* **Challenge**
Filter the data for lines with the word "xlabel", then copy every line so identified.

* **Records for the exercise**

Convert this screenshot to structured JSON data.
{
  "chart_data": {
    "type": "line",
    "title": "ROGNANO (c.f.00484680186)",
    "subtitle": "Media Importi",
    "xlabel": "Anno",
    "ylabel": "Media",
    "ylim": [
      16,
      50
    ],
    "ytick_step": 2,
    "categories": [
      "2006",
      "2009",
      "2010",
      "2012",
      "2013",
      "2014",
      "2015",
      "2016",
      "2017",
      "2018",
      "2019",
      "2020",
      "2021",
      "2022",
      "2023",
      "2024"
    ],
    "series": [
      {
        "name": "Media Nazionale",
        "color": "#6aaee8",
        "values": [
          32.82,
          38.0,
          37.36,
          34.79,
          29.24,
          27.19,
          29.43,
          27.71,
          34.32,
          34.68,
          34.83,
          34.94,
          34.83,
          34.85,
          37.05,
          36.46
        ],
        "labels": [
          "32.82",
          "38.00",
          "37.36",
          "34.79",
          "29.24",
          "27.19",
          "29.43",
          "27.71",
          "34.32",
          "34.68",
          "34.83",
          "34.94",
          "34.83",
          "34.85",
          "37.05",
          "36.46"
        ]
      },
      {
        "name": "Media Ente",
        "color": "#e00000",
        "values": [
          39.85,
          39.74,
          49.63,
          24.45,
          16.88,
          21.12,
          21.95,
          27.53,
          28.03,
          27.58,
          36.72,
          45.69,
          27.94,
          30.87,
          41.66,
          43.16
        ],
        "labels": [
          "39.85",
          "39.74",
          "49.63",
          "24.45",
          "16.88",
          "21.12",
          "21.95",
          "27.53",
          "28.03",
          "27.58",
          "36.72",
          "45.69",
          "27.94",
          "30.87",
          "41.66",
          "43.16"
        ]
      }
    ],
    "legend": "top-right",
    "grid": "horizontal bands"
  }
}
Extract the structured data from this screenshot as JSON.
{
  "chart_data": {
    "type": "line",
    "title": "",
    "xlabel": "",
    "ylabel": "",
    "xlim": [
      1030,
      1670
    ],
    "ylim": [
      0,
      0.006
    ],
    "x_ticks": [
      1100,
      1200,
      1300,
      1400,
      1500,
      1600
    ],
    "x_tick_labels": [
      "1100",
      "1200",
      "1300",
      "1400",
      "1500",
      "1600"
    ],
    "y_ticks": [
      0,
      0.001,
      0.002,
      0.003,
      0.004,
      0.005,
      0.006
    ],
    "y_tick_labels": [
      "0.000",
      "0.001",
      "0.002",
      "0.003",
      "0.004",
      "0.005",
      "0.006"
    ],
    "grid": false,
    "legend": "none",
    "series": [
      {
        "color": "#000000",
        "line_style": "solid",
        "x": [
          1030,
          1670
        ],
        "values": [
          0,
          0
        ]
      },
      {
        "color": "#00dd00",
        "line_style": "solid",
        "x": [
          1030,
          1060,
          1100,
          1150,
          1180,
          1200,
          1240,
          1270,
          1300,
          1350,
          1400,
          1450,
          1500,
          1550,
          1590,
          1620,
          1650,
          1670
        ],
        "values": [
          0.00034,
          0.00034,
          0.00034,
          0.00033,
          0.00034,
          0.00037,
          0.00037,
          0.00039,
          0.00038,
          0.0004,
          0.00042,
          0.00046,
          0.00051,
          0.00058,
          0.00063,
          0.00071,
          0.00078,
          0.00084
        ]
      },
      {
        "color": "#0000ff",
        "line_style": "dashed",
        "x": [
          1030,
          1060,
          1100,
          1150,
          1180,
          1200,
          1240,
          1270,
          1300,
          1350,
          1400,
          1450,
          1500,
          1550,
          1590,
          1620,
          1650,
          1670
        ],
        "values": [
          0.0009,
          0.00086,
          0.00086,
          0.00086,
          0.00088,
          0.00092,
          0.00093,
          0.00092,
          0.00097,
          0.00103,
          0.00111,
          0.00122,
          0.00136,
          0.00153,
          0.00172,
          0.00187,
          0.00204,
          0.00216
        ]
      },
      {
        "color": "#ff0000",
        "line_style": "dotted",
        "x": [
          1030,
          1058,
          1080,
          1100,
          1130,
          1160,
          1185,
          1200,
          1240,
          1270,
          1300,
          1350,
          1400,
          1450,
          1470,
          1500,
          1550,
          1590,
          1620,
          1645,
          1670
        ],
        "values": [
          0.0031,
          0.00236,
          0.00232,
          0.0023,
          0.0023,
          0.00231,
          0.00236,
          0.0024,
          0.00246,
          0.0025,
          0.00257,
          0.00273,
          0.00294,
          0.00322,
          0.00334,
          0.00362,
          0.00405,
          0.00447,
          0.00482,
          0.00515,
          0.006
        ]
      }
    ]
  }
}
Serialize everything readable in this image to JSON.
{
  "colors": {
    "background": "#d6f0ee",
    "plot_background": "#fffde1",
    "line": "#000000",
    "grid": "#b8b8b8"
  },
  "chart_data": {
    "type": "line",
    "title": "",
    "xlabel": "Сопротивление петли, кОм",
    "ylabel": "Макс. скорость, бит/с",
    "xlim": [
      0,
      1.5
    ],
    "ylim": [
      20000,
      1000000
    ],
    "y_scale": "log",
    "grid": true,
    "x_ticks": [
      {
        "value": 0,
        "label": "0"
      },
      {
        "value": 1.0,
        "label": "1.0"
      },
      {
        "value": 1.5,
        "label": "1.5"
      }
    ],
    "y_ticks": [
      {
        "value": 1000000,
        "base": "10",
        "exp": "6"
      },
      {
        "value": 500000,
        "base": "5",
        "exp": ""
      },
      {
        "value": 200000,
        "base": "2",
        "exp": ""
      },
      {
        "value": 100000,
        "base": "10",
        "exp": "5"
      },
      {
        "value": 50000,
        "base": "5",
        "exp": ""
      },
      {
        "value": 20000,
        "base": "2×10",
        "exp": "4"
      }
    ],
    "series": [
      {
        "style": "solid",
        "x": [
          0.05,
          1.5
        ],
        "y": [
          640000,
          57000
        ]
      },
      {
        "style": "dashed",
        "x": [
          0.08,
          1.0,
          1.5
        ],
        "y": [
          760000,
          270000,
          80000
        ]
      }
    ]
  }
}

* **Solution for this problem**
    "xlabel": "Anno",
    "xlabel": "",
    "xlabel": "Сопротивление петли, кОм",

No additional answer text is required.